--- Begin MATERIAL SUPPLIED ---

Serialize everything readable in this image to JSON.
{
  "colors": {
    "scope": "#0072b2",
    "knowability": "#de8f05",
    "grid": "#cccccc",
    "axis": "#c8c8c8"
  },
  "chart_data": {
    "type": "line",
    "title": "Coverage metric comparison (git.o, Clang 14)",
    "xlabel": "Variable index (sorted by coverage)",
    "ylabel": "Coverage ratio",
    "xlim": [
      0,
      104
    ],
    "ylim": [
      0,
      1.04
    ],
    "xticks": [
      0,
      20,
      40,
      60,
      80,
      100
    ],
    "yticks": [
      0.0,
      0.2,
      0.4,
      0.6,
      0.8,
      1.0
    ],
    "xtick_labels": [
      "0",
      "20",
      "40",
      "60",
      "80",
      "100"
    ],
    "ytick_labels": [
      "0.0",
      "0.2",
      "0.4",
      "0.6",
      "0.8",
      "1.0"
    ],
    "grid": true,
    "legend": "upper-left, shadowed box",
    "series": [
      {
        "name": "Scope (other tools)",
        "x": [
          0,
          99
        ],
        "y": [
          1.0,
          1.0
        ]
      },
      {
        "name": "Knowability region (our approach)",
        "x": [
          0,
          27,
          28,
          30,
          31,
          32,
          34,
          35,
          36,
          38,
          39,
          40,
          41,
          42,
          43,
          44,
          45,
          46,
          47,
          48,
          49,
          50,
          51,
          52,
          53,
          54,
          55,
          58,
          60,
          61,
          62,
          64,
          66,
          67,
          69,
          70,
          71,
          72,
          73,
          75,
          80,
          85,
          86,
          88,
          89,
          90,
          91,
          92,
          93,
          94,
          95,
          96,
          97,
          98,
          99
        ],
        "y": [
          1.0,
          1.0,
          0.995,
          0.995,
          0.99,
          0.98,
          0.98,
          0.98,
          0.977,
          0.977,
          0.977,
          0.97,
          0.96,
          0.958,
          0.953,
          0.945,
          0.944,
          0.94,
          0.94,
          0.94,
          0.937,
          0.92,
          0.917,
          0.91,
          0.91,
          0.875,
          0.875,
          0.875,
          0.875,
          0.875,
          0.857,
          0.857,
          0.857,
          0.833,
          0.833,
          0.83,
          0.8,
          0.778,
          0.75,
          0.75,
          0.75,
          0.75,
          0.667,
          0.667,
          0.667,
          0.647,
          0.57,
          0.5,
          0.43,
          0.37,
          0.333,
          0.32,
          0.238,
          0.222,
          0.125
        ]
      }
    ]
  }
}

--- End MATERIAL SUPPLIED ---

▶ _SET EXERCISE_:
Indicate how many lines of the material include the word "name"; the number alone is required.

▶ _EXERCISE ANSWER_:
2